#### MATERIAL SHOWN ####
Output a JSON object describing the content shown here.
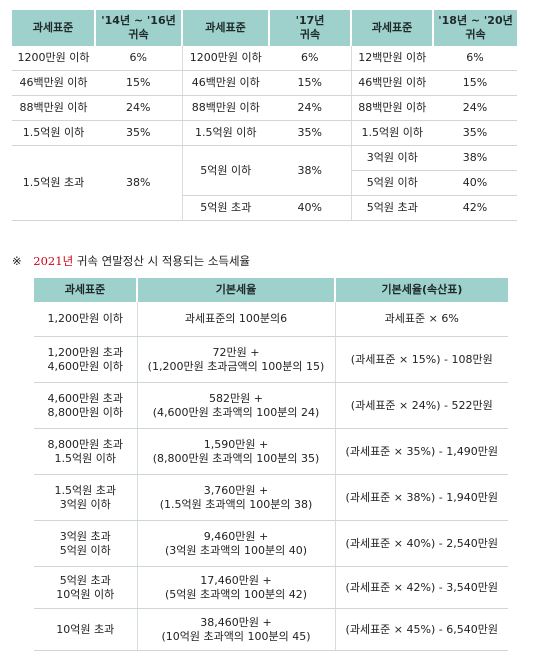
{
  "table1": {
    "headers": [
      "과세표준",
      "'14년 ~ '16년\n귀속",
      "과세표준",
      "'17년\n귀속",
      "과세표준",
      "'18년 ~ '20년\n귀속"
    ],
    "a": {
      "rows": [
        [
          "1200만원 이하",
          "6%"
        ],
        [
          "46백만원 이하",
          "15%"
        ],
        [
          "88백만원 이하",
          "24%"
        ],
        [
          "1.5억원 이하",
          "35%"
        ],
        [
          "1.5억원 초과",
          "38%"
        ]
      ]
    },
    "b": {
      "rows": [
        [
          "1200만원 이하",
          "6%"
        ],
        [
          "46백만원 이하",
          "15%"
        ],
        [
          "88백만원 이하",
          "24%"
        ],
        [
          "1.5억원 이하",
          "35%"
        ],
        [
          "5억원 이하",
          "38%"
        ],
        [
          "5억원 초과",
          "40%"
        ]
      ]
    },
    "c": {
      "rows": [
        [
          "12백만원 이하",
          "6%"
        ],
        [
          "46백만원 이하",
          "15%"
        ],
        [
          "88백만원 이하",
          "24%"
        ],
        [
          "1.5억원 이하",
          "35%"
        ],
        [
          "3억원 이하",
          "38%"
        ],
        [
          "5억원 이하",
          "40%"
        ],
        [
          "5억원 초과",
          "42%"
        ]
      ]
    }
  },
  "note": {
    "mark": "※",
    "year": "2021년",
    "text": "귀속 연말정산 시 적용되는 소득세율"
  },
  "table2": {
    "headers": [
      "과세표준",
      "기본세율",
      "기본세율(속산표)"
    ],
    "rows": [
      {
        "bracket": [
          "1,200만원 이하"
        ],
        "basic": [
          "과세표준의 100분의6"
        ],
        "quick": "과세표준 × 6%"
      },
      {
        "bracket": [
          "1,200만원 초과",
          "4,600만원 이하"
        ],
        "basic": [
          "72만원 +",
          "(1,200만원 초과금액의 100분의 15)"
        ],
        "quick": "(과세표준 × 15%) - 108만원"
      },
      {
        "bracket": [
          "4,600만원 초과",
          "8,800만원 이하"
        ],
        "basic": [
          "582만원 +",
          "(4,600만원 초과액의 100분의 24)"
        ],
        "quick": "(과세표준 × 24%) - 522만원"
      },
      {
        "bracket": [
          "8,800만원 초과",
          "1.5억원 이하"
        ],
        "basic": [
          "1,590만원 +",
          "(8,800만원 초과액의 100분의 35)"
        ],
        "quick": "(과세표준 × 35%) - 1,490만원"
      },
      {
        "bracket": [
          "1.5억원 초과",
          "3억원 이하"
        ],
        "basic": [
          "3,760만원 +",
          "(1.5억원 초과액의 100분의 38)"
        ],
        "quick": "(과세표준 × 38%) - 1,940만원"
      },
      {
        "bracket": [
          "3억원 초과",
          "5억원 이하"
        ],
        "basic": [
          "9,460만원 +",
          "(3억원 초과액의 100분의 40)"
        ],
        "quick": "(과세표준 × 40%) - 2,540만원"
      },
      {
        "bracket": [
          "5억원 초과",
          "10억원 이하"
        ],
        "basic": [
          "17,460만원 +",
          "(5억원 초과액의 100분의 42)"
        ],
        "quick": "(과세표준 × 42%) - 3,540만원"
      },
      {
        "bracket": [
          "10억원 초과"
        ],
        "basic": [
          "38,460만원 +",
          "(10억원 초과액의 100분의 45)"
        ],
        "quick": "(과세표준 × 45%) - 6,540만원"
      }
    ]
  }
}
####
WHAT TO PRODUCE ▸
Reproduce the full listing faithfully, but do not carry over any pictures.

SOLVED PROBLEM ▸
Output a JSON object describing the content shown here.
{
  "table1": {
    "headers": [
      "과세표준",
      "'14년 ~ '16년\n귀속",
      "과세표준",
      "'17년\n귀속",
      "과세표준",
      "'18년 ~ '20년\n귀속"
    ],
    "a": {
      "rows": [
        [
          "1200만원 이하",
          "6%"
        ],
        [
          "46백만원 이하",
          "15%"
        ],
        [
          "88백만원 이하",
          "24%"
        ],
        [
          "1.5억원 이하",
          "35%"
        ],
        [
          "1.5억원 초과",
          "38%"
        ]
      ]
    },
    "b": {
      "rows": [
        [
          "1200만원 이하",
          "6%"
        ],
        [
          "46백만원 이하",
          "15%"
        ],
        [
          "88백만원 이하",
          "24%"
        ],
        [
          "1.5억원 이하",
          "35%"
        ],
        [
          "5억원 이하",
          "38%"
        ],
        [
          "5억원 초과",
          "40%"
        ]
      ]
    },
    "c": {
      "rows": [
        [
          "12백만원 이하",
          "6%"
        ],
        [
          "46백만원 이하",
          "15%"
        ],
        [
          "88백만원 이하",
          "24%"
        ],
        [
          "1.5억원 이하",
          "35%"
        ],
        [
          "3억원 이하",
          "38%"
        ],
        [
          "5억원 이하",
          "40%"
        ],
        [
          "5억원 초과",
          "42%"
        ]
      ]
    }
  },
  "note": {
    "mark": "※",
    "year": "2021년",
    "text": "귀속 연말정산 시 적용되는 소득세율"
  },
  "table2": {
    "headers": [
      "과세표준",
      "기본세율",
      "기본세율(속산표)"
    ],
    "rows": [
      {
        "bracket": [
          "1,200만원 이하"
        ],
        "basic": [
          "과세표준의 100분의6"
        ],
        "quick": "과세표준 × 6%"
      },
      {
        "bracket": [
          "1,200만원 초과",
          "4,600만원 이하"
        ],
        "basic": [
          "72만원 +",
          "(1,200만원 초과금액의 100분의 15)"
        ],
        "quick": "(과세표준 × 15%) - 108만원"
      },
      {
        "bracket": [
          "4,600만원 초과",
          "8,800만원 이하"
        ],
        "basic": [
          "582만원 +",
          "(4,600만원 초과액의 100분의 24)"
        ],
        "quick": "(과세표준 × 24%) - 522만원"
      },
      {
        "bracket": [
          "8,800만원 초과",
          "1.5억원 이하"
        ],
        "basic": [
          "1,590만원 +",
          "(8,800만원 초과액의 100분의 35)"
        ],
        "quick": "(과세표준 × 35%) - 1,490만원"
      },
      {
        "bracket": [
          "1.5억원 초과",
          "3억원 이하"
        ],
        "basic": [
          "3,760만원 +",
          "(1.5억원 초과액의 100분의 38)"
        ],
        "quick": "(과세표준 × 38%) - 1,940만원"
      },
      {
        "bracket": [
          "3억원 초과",
          "5억원 이하"
        ],
        "basic": [
          "9,460만원 +",
          "(3억원 초과액의 100분의 40)"
        ],
        "quick": "(과세표준 × 40%) - 2,540만원"
      },
      {
        "bracket": [
          "5억원 초과",
          "10억원 이하"
        ],
        "basic": [
          "17,460만원 +",
          "(5억원 초과액의 100분의 42)"
        ],
        "quick": "(과세표준 × 42%) - 3,540만원"
      },
      {
        "bracket": [
          "10억원 초과"
        ],
        "basic": [
          "38,460만원 +",
          "(10억원 초과액의 100분의 45)"
        ],
        "quick": "(과세표준 × 45%) - 6,540만원"
      }
    ]
  }
}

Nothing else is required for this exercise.